- Written by: Tom Woosley
- Directed by: George Miller
- Starring: Robert Carradine Nicholas Bell Brian Wimmer
- Music by: Tim Jones
- Country of origin: United States
- Original language: English

Production
- Producer: Tom Parkinson
- Cinematography: Mark Melville
- Editor: Cindy Clarkson
- Running time: 90 minutes

Original release
- Network: Sci Fi Channel
- Release: July 14, 2005

= Attack of the Sabretooth =

Attack of The Sabretooth is a 2005 made for television science-fiction-horror film directed by George Miller. A billionaire turns an island into an adventure park with genetically engineered saber-toothed tigers. They escape from containment and start killing people. It premiered as a Sci Fi Pictures TV-movie on the Sci Fi Channel on July 14, 2005. It was a sequel of Sabretooth.

==Cast==
- Robert Carradine as Grant
- Nicholas Bell as Niles
- Brian Wimmer as Brian
- Stacy Haiduk as Savannah
- Rawiri Paratene as Sachariah
- Susanne Sutchy as Autumn
- Cleopatra Coleman as Alys
- Amanda Stephens as Alaina
- Natalie Avital as Collette
- Billy Aaron Brown as Kirk
- Parry Shen as Robbie

==Reception==
Dread Central gives it 2 out of 5 and says "Too say that Attack of the Sabretooth is a stupid movie would be quite the understatement. The film contains enough cheese to put someone lactose intolerant into a coma." They later comment "Repulsively dumb characters, insipid dialogue, surprisingly gory death scenes, not so surprisingly terrible special effects, but at least it moves at a reasonably brisk pace and has a few mildly entertaining moments"

M. J. Simpson gives it a rating of D− and writes "Attack of the Sabretooth is absolute bollocks. It is so bad, in such fascinating ways, that it actually becomes entertaining, as such things are often said to do but so rarely in fact, actually, you know, do. It really looks like the people who made this either didn’t know what they were doing, or didn’t care, or both."

(AVAILABLE DATA):
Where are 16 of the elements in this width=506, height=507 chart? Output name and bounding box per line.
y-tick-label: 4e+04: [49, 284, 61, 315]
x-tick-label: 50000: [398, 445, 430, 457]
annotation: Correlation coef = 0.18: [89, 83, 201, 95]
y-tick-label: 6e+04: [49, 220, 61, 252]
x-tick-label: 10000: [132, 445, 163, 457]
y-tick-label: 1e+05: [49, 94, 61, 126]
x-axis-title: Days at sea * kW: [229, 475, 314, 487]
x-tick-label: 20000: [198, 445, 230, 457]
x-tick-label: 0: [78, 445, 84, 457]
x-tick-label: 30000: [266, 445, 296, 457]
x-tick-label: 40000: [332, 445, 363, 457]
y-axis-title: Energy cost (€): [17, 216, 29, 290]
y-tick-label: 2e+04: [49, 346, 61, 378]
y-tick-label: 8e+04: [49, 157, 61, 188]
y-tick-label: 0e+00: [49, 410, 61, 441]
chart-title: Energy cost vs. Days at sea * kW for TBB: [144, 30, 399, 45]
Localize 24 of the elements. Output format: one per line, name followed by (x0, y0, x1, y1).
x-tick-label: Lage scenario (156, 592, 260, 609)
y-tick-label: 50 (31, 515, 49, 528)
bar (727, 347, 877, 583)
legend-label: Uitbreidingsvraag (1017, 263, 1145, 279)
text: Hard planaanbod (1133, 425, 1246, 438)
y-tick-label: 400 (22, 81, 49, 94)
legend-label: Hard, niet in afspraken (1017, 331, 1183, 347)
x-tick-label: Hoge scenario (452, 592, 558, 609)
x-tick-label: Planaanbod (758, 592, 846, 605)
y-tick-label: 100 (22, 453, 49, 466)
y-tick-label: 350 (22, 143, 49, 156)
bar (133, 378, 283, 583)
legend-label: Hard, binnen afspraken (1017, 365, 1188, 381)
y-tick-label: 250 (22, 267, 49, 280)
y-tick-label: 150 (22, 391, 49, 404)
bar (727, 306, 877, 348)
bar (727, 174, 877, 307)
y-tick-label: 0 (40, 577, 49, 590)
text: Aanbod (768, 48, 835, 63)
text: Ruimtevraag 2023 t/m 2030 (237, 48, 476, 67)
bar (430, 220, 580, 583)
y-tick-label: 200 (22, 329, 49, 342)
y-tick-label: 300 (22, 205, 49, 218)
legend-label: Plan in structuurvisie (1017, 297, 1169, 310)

(ASSIGNMENT): Rewrite the part of the Attack of the Sabretooth article that opens with the words "Original release" and closes with "sequel of Sabretooth.", changing "billionaire" to "millionaire".

(TASK OUTPUT):
Original release
- Network: Sci Fi Channel
- Release: July 14, 2005

= Attack of the Sabretooth =

Attack of The Sabretooth is a 2005 made for television science-fiction-horror film directed by George Miller. A millionaire turns an island into an adventure park with genetically engineered saber-toothed tigers. They escape from containment and start killing people. It premiered as a Sci Fi Pictures TV-movie on the Sci Fi Channel on July 14, 2005. It was a sequel of Sabretooth.